All lines below must be repeated exactly, with the pictures omitted.

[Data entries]
☆ ☆ ☆ ☆ ☆

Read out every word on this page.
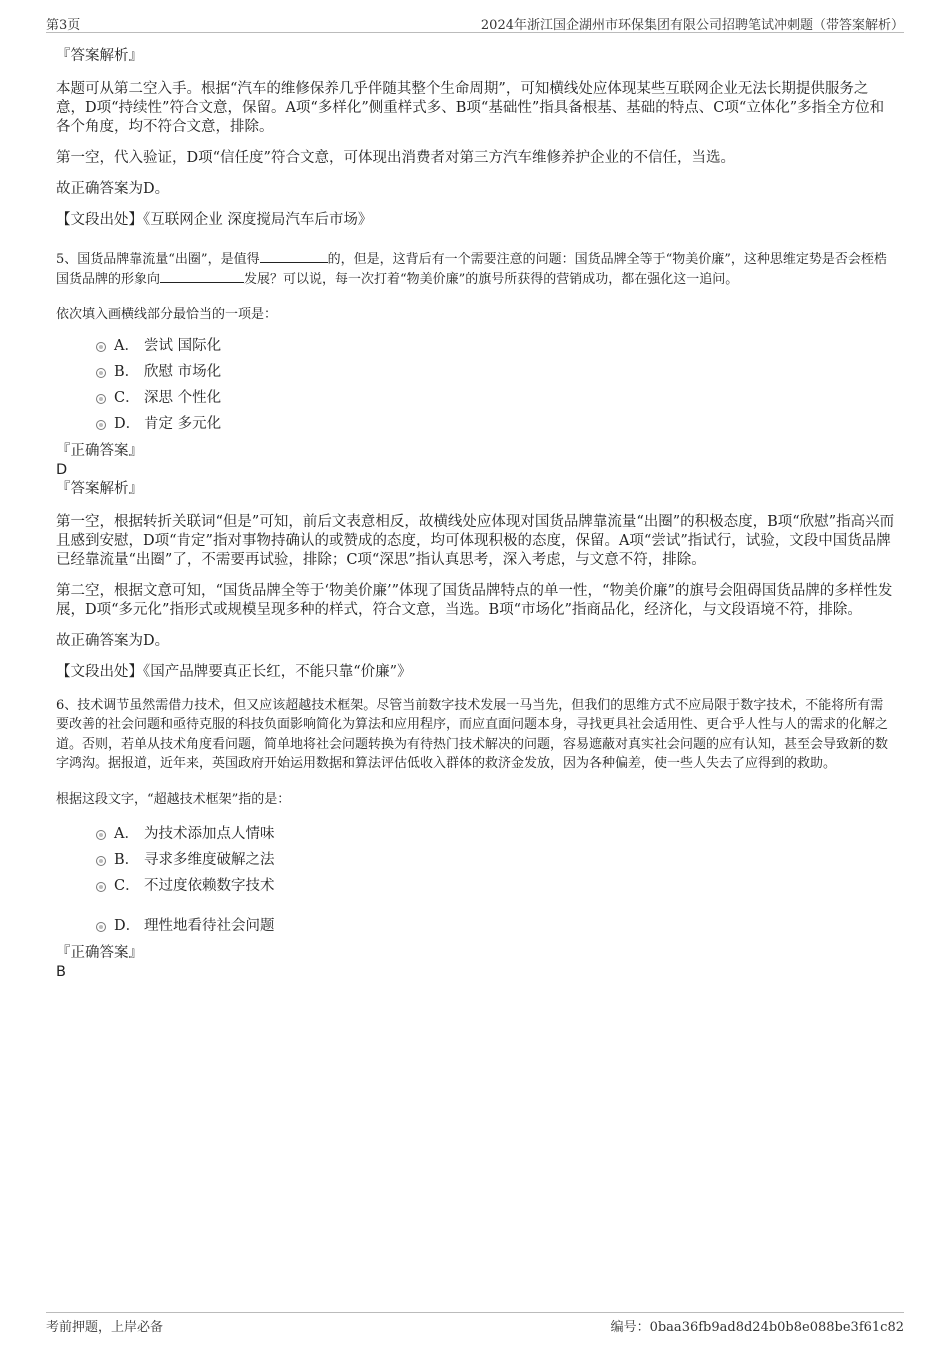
第3页	2024年浙江国企湖州市环保集团有限公司招聘笔试冲刺题（带答案解析）

『答案解析』

本题可从第二空入手。根据“汽车的维修保养几乎伴随其整个生命周期”，可知横线处应体现某些互联网企业无法长期提供服务之意，D项“持续性”符合文意，保留。A项“多样化”侧重样式多、B项“基础性”指具备根基、基础的特点、C项“立体化”多指全方位和各个角度，均不符合文意，排除。

第一空，代入验证，D项“信任度”符合文意，可体现出消费者对第三方汽车维修养护企业的不信任，当选。

故正确答案为D。

【文段出处】《互联网企业 深度搅局汽车后市场》

5、国货品牌靠流量“出圈”，是值得	的，但是，这背后有一个需要注意的问题：国货品牌全等于“物美价廉”，这种思维定势是否会桎梏国货品牌的形象向	发展？可以说，每一次打着“物美价廉”的旗号所获得的营销成功，都在强化这一追问。

依次填入画横线部分最恰当的一项是：

A． 尝试 国际化
B． 欣慰 市场化
C． 深思 个性化
D． 肯定 多元化

『正确答案』

D

『答案解析』

第一空，根据转折关联词“但是”可知，前后文表意相反，故横线处应体现对国货品牌靠流量“出圈”的积极态度，B项“欣慰”指高兴而且感到安慰，D项“肯定”指对事物持确认的或赞成的态度，均可体现积极的态度，保留。A项“尝试”指试行，试验，文段中国货品牌已经靠流量“出圈”了，不需要再试验，排除；C项“深思”指认真思考，深入考虑，与文意不符，排除。

第二空，根据文意可知，“国货品牌全等于‘物美价廉’”体现了国货品牌特点的单一性，“物美价廉”的旗号会阻碍国货品牌的多样性发展，D项“多元化”指形式或规模呈现多种的样式，符合文意，当选。B项“市场化”指商品化，经济化，与文段语境不符，排除。

故正确答案为D。

【文段出处】《国产品牌要真正长红，不能只靠“价廉”》

6、技术调节虽然需借力技术，但又应该超越技术框架。尽管当前数字技术发展一马当先，但我们的思维方式不应局限于数字技术，不能将所有需要改善的社会问题和亟待克服的科技负面影响简化为算法和应用程序，而应直面问题本身，寻找更具社会适用性、更合乎人性与人的需求的化解之道。否则，若单从技术角度看问题，简单地将社会问题转换为有待热门技术解决的问题，容易遮蔽对真实社会问题的应有认知，甚至会导致新的数字鸿沟。据报道，近年来，英国政府开始运用数据和算法评估低收入群体的救济金发放，因为各种偏差，使一些人失去了应得到的救助。

根据这段文字，“超越技术框架”指的是：

A． 为技术添加点人情味
B． 寻求多维度破解之法
C． 不过度依赖数字技术
D． 理性地看待社会问题

『正确答案』

B

考前押题，上岸必备	编号：0baa36fb9ad8d24b0b8e088be3f61c82
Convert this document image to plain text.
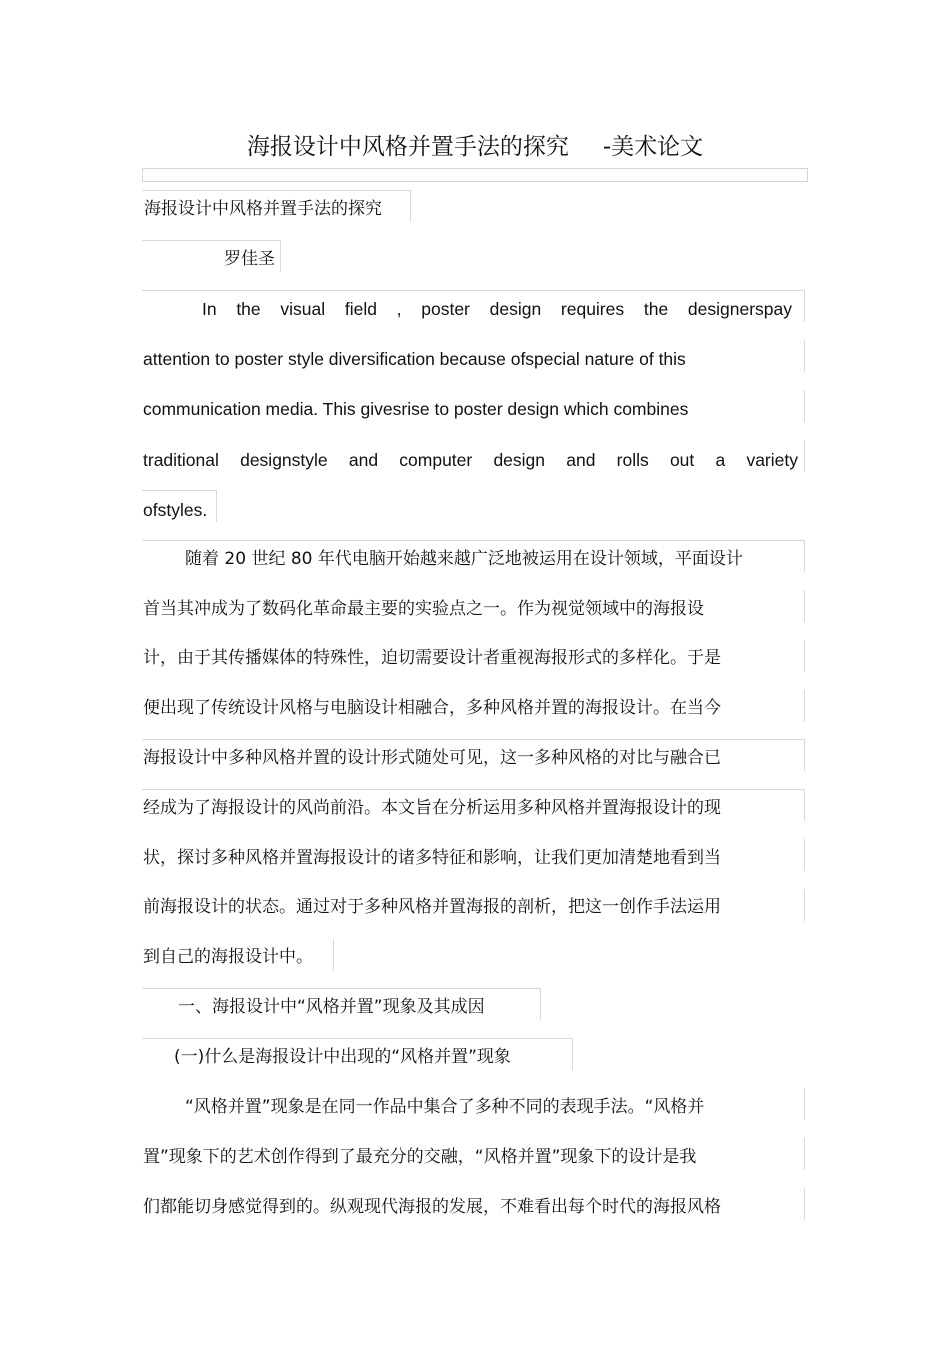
海报设计中风格并置手法的探究 -美术论文
海报设计中风格并置手法的探究
罗佳圣
In the visual field , poster design requires the designerspay
attention to poster style diversification because ofspecial nature of this
communication media. This givesrise to poster design which combines
traditional designstyle and computer design and rolls out a variety
ofstyles.
随着 20 世纪 80 年代电脑开始越来越广泛地被运用在设计领域，平面设计
首当其冲成为了数码化革命最主要的实验点之一。作为视觉领域中的海报设
计，由于其传播媒体的特殊性，迫切需要设计者重视海报形式的多样化。于是
便出现了传统设计风格与电脑设计相融合，多种风格并置的海报设计。在当今
海报设计中多种风格并置的设计形式随处可见，这一多种风格的对比与融合已
经成为了海报设计的风尚前沿。本文旨在分析运用多种风格并置海报设计的现
状，探讨多种风格并置海报设计的诸多特征和影响，让我们更加清楚地看到当
前海报设计的状态。通过对于多种风格并置海报的剖析，把这一创作手法运用
到自己的海报设计中。
一、海报设计中“风格并置”现象及其成因
(一)什么是海报设计中出现的“风格并置”现象
“风格并置”现象是在同一作品中集合了多种不同的表现手法。“风格并
置”现象下的艺术创作得到了最充分的交融，“风格并置”现象下的设计是我
们都能切身感觉得到的。纵观现代海报的发展，不难看出每个时代的海报风格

☆ ☆ ☆ ☆ ☆

Task output —
Read out every word on this page.
第3页	2024年浙江国企湖州市环保集团有限公司招聘笔试冲刺题（带答案解析）

『答案解析』

本题可从第二空入手。根据“汽车的维修保养几乎伴随其整个生命周期”，可知横线处应体现某些互联网企业无法长期提供服务之意，D项“持续性”符合文意，保留。A项“多样化”侧重样式多、B项“基础性”指具备根基、基础的特点、C项“立体化”多指全方位和各个角度，均不符合文意，排除。

第一空，代入验证，D项“信任度”符合文意，可体现出消费者对第三方汽车维修养护企业的不信任，当选。

故正确答案为D。

【文段出处】《互联网企业 深度搅局汽车后市场》

5、国货品牌靠流量“出圈”，是值得	的，但是，这背后有一个需要注意的问题：国货品牌全等于“物美价廉”，这种思维定势是否会桎梏国货品牌的形象向	发展？可以说，每一次打着“物美价廉”的旗号所获得的营销成功，都在强化这一追问。

依次填入画横线部分最恰当的一项是：

A． 尝试 国际化
B． 欣慰 市场化
C． 深思 个性化
D． 肯定 多元化

『正确答案』

D

『答案解析』

第一空，根据转折关联词“但是”可知，前后文表意相反，故横线处应体现对国货品牌靠流量“出圈”的积极态度，B项“欣慰”指高兴而且感到安慰，D项“肯定”指对事物持确认的或赞成的态度，均可体现积极的态度，保留。A项“尝试”指试行，试验，文段中国货品牌已经靠流量“出圈”了，不需要再试验，排除；C项“深思”指认真思考，深入考虑，与文意不符，排除。

第二空，根据文意可知，“国货品牌全等于‘物美价廉’”体现了国货品牌特点的单一性，“物美价廉”的旗号会阻碍国货品牌的多样性发展，D项“多元化”指形式或规模呈现多种的样式，符合文意，当选。B项“市场化”指商品化，经济化，与文段语境不符，排除。

故正确答案为D。

【文段出处】《国产品牌要真正长红，不能只靠“价廉”》

6、技术调节虽然需借力技术，但又应该超越技术框架。尽管当前数字技术发展一马当先，但我们的思维方式不应局限于数字技术，不能将所有需要改善的社会问题和亟待克服的科技负面影响简化为算法和应用程序，而应直面问题本身，寻找更具社会适用性、更合乎人性与人的需求的化解之道。否则，若单从技术角度看问题，简单地将社会问题转换为有待热门技术解决的问题，容易遮蔽对真实社会问题的应有认知，甚至会导致新的数字鸿沟。据报道，近年来，英国政府开始运用数据和算法评估低收入群体的救济金发放，因为各种偏差，使一些人失去了应得到的救助。

根据这段文字，“超越技术框架”指的是：

A． 为技术添加点人情味
B． 寻求多维度破解之法
C． 不过度依赖数字技术
D． 理性地看待社会问题

『正确答案』

B

考前押题，上岸必备	编号：0baa36fb9ad8d24b0b8e088be3f61c82
Convert this document image to plain text.
海报设计中风格并置手法的探究 -美术论文
海报设计中风格并置手法的探究
罗佳圣
In the visual field , poster design requires the designerspay
attention to poster style diversification because ofspecial nature of this
communication media. This givesrise to poster design which combines
traditional designstyle and computer design and rolls out a variety
ofstyles.
随着 20 世纪 80 年代电脑开始越来越广泛地被运用在设计领域，平面设计
首当其冲成为了数码化革命最主要的实验点之一。作为视觉领域中的海报设
计，由于其传播媒体的特殊性，迫切需要设计者重视海报形式的多样化。于是
便出现了传统设计风格与电脑设计相融合，多种风格并置的海报设计。在当今
海报设计中多种风格并置的设计形式随处可见，这一多种风格的对比与融合已
经成为了海报设计的风尚前沿。本文旨在分析运用多种风格并置海报设计的现
状，探讨多种风格并置海报设计的诸多特征和影响，让我们更加清楚地看到当
前海报设计的状态。通过对于多种风格并置海报的剖析，把这一创作手法运用
到自己的海报设计中。
一、海报设计中“风格并置”现象及其成因
(一)什么是海报设计中出现的“风格并置”现象
“风格并置”现象是在同一作品中集合了多种不同的表现手法。“风格并
置”现象下的艺术创作得到了最充分的交融，“风格并置”现象下的设计是我
们都能切身感觉得到的。纵观现代海报的发展，不难看出每个时代的海报风格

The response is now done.